→ Written task
From the listing, collect all lines containing the word "colors".

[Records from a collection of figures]
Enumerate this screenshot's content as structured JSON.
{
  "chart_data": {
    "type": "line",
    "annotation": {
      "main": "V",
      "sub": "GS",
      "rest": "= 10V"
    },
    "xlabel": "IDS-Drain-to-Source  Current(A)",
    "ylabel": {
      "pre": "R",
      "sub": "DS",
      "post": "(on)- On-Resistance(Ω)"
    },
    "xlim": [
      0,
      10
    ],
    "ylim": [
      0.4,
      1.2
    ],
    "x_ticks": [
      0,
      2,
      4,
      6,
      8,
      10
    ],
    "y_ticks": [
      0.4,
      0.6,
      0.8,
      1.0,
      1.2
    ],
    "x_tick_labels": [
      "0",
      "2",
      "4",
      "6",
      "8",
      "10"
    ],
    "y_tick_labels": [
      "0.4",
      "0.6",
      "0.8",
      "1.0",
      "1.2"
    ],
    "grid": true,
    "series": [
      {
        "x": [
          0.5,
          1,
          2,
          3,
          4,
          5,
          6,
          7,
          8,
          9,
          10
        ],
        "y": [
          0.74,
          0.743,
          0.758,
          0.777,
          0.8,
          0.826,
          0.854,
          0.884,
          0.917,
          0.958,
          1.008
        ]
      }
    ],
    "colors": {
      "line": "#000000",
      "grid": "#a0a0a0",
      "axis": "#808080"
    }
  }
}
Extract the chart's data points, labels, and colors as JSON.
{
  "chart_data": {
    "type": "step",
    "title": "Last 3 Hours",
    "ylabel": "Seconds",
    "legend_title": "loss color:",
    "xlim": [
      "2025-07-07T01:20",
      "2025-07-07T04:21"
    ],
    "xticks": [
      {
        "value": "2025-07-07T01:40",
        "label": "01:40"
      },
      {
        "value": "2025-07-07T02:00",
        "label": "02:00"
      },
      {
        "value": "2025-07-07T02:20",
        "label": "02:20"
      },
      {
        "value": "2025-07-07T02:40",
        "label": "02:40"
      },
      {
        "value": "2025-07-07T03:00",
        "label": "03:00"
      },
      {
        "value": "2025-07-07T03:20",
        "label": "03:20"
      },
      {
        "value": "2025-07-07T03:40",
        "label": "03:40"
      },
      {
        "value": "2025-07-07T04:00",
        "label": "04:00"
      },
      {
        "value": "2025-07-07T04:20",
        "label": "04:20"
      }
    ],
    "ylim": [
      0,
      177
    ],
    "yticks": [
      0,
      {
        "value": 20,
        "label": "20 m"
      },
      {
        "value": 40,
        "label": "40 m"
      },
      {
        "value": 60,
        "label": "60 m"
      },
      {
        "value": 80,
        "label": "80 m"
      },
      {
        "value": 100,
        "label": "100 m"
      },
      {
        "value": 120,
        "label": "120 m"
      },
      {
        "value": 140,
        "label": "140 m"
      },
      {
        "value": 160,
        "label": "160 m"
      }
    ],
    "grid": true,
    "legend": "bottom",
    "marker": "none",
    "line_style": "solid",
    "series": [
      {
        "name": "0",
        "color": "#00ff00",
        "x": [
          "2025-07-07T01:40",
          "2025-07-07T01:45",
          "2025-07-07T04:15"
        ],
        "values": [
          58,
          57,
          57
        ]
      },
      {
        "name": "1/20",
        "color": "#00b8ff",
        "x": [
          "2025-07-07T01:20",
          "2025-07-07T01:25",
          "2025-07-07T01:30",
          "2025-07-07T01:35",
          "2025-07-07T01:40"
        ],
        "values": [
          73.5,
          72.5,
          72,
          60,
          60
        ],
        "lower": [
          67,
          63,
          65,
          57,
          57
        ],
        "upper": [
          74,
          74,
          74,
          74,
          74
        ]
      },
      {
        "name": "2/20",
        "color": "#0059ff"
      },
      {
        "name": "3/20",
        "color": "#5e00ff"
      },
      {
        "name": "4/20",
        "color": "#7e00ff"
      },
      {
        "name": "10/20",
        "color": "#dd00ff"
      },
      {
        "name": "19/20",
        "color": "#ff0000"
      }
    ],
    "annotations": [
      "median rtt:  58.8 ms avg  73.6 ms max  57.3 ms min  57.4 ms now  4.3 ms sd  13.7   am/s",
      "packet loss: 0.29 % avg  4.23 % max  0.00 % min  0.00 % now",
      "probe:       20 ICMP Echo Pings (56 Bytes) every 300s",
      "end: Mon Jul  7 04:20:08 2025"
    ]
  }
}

...

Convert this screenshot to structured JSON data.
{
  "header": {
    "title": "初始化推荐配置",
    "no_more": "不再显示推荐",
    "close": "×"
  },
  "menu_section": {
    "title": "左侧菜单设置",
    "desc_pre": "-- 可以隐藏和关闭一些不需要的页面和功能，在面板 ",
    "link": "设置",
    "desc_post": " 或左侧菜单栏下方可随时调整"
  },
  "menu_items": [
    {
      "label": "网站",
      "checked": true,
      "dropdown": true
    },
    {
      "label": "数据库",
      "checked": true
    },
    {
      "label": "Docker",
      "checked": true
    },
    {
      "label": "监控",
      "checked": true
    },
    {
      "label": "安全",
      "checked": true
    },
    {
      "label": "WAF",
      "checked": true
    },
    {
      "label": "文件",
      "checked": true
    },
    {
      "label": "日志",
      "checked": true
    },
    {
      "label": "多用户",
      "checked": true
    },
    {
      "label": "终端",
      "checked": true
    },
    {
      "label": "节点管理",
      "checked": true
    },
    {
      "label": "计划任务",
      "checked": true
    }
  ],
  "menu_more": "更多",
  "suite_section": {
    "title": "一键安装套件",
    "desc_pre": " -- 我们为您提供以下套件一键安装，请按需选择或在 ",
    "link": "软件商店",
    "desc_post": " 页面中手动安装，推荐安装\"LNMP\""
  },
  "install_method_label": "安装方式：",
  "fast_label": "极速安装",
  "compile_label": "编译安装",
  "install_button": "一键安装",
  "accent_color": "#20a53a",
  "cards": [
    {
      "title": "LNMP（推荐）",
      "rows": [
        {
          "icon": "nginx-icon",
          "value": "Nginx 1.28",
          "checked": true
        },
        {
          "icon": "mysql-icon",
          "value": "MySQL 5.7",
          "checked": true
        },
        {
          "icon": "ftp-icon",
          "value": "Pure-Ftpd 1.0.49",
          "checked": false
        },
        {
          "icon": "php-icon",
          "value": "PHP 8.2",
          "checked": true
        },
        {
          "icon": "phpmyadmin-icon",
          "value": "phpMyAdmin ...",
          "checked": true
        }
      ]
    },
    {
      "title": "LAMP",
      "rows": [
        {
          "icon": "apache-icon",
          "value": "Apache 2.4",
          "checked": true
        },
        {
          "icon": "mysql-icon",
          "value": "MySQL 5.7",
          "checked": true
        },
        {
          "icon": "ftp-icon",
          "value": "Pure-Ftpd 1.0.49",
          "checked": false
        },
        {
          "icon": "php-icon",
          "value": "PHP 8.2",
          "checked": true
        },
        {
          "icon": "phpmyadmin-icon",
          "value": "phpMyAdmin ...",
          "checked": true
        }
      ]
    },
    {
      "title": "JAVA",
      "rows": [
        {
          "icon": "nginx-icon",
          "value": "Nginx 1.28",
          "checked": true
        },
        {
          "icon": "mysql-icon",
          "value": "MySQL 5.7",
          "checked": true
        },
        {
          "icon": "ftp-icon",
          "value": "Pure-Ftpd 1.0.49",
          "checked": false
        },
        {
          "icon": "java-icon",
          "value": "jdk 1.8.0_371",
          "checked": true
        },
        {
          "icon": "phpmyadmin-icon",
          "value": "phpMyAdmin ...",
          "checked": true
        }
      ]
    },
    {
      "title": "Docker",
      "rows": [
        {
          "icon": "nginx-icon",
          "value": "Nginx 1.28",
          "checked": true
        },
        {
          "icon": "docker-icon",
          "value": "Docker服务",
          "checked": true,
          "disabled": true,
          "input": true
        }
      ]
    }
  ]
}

→ Reply
    "colors": {
Extract the chart's data points, labels, and colors as JSON.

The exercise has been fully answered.